§ Your objective: Copy each line of the records that holds the string "строка".

Entries taken from a collection
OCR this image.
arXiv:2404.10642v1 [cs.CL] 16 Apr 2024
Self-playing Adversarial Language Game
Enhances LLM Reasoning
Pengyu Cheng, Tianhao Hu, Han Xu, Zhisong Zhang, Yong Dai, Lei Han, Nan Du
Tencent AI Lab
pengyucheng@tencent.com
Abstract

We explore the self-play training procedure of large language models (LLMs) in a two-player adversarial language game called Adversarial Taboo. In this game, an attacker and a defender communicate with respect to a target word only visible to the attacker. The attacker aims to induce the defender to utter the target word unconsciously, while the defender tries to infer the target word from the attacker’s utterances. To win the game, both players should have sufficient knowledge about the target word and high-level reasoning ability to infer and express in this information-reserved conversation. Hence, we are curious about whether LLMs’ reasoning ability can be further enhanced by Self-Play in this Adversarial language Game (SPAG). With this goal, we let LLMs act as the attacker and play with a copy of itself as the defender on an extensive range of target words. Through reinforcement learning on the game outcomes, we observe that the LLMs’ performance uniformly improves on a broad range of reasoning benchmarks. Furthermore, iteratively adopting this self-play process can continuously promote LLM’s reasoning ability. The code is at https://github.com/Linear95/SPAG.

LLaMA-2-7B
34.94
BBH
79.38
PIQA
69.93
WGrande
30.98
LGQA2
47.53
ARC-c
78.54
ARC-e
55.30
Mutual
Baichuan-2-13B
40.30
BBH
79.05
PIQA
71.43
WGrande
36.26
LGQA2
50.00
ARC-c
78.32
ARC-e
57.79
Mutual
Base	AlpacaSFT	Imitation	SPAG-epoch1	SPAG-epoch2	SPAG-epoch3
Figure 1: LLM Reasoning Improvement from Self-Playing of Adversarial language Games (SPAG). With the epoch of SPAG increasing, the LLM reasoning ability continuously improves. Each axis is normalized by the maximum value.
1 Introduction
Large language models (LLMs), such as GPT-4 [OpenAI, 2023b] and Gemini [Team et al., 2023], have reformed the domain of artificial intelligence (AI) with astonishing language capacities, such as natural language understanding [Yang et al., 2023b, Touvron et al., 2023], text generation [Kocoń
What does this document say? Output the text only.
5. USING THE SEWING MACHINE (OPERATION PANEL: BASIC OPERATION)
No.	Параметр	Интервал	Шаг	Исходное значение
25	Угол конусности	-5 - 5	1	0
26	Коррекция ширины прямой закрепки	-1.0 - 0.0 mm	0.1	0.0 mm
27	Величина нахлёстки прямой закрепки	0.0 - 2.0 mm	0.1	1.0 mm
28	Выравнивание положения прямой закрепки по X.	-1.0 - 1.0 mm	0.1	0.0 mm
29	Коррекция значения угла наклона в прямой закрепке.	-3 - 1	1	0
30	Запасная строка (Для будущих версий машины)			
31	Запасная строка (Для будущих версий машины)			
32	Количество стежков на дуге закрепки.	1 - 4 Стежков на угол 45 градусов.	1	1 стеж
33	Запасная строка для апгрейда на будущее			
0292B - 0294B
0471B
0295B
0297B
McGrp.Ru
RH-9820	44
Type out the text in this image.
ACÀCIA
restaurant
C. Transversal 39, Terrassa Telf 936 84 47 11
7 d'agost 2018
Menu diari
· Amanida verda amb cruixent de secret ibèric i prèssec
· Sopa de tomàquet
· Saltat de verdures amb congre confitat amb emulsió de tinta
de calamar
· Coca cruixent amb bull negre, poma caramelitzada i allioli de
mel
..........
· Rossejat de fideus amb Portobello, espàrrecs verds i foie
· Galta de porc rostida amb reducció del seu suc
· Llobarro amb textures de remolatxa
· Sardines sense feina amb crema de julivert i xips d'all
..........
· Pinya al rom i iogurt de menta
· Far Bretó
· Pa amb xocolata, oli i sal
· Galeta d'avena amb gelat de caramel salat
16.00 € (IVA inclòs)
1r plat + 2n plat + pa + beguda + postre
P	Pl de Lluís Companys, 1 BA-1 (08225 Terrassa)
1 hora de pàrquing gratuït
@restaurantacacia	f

§ Completed task:
30	Запасная строка (Для будущих версий машины)			
31	Запасная строка (Для будущих версий машины)			
33	Запасная строка для апгрейда на будущее			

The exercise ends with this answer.